* START Records for this task *

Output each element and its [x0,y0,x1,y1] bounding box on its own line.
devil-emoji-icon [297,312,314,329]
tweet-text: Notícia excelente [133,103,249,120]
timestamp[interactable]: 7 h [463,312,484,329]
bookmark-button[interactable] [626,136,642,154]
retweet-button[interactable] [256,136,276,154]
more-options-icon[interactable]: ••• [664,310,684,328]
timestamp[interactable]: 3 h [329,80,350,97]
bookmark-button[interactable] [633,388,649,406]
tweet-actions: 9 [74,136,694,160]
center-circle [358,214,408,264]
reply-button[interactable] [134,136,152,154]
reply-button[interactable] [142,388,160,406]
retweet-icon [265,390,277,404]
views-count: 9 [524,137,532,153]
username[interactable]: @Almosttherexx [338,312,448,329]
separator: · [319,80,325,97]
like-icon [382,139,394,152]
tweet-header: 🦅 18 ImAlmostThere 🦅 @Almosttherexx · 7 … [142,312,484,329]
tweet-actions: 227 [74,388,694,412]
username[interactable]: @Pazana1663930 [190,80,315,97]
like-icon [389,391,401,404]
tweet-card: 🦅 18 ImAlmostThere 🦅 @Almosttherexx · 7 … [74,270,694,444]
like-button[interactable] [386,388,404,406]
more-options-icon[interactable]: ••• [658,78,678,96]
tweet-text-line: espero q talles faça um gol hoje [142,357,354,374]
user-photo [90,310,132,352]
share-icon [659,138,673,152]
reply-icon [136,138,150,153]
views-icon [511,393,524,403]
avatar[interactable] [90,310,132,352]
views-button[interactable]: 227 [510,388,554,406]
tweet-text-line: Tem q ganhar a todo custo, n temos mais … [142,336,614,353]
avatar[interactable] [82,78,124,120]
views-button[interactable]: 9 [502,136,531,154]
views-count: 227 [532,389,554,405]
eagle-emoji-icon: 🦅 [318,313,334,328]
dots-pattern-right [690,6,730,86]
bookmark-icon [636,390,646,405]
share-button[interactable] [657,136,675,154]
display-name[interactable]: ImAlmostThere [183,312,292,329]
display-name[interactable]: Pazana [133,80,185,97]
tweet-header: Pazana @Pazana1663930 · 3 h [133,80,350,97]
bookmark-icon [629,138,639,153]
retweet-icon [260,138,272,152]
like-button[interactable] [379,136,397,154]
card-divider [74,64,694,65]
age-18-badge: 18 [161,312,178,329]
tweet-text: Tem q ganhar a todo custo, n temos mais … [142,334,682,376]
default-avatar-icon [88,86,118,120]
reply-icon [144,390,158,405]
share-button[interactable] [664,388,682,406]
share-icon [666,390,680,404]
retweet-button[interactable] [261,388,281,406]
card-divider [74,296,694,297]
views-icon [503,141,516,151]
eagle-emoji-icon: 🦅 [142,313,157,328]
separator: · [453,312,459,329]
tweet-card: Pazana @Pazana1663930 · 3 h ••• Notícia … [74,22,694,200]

* END Records for this task *

Task description:
Rename "retweet-button" to "repost-button" everywhere in the data above. Reproduce all the lines with nothing else changed.

Solution:
Output each element and its [x0,y0,x1,y1] bounding box on its own line.
devil-emoji-icon [297,312,314,329]
tweet-text: Notícia excelente [133,103,249,120]
timestamp[interactable]: 7 h [463,312,484,329]
bookmark-button[interactable] [626,136,642,154]
repost-button[interactable] [256,136,276,154]
more-options-icon[interactable]: ••• [664,310,684,328]
timestamp[interactable]: 3 h [329,80,350,97]
bookmark-button[interactable] [633,388,649,406]
tweet-actions: 9 [74,136,694,160]
center-circle [358,214,408,264]
reply-button[interactable] [134,136,152,154]
reply-button[interactable] [142,388,160,406]
retweet-icon [265,390,277,404]
views-count: 9 [524,137,532,153]
username[interactable]: @Almosttherexx [338,312,448,329]
separator: · [319,80,325,97]
like-icon [382,139,394,152]
tweet-header: 🦅 18 ImAlmostThere 🦅 @Almosttherexx · 7 … [142,312,484,329]
tweet-actions: 227 [74,388,694,412]
username[interactable]: @Pazana1663930 [190,80,315,97]
like-icon [389,391,401,404]
tweet-card: 🦅 18 ImAlmostThere 🦅 @Almosttherexx · 7 … [74,270,694,444]
like-button[interactable] [386,388,404,406]
more-options-icon[interactable]: ••• [658,78,678,96]
tweet-text-line: espero q talles faça um gol hoje [142,357,354,374]
user-photo [90,310,132,352]
share-icon [659,138,673,152]
reply-icon [136,138,150,153]
views-icon [511,393,524,403]
avatar[interactable] [90,310,132,352]
views-button[interactable]: 227 [510,388,554,406]
tweet-text-line: Tem q ganhar a todo custo, n temos mais … [142,336,614,353]
avatar[interactable] [82,78,124,120]
views-button[interactable]: 9 [502,136,531,154]
views-count: 227 [532,389,554,405]
eagle-emoji-icon: 🦅 [318,313,334,328]
dots-pattern-right [690,6,730,86]
bookmark-icon [636,390,646,405]
share-button[interactable] [657,136,675,154]
display-name[interactable]: ImAlmostThere [183,312,292,329]
display-name[interactable]: Pazana [133,80,185,97]
tweet-header: Pazana @Pazana1663930 · 3 h [133,80,350,97]
bookmark-icon [629,138,639,153]
retweet-icon [260,138,272,152]
like-button[interactable] [379,136,397,154]
card-divider [74,64,694,65]
age-18-badge: 18 [161,312,178,329]
tweet-text: Tem q ganhar a todo custo, n temos mais … [142,334,682,376]
default-avatar-icon [88,86,118,120]
reply-icon [144,390,158,405]
share-button[interactable] [664,388,682,406]
share-icon [666,390,680,404]
repost-button[interactable] [261,388,281,406]
card-divider [74,296,694,297]
views-icon [503,141,516,151]
eagle-emoji-icon: 🦅 [142,313,157,328]
separator: · [453,312,459,329]
tweet-card: Pazana @Pazana1663930 · 3 h ••• Notícia … [74,22,694,200]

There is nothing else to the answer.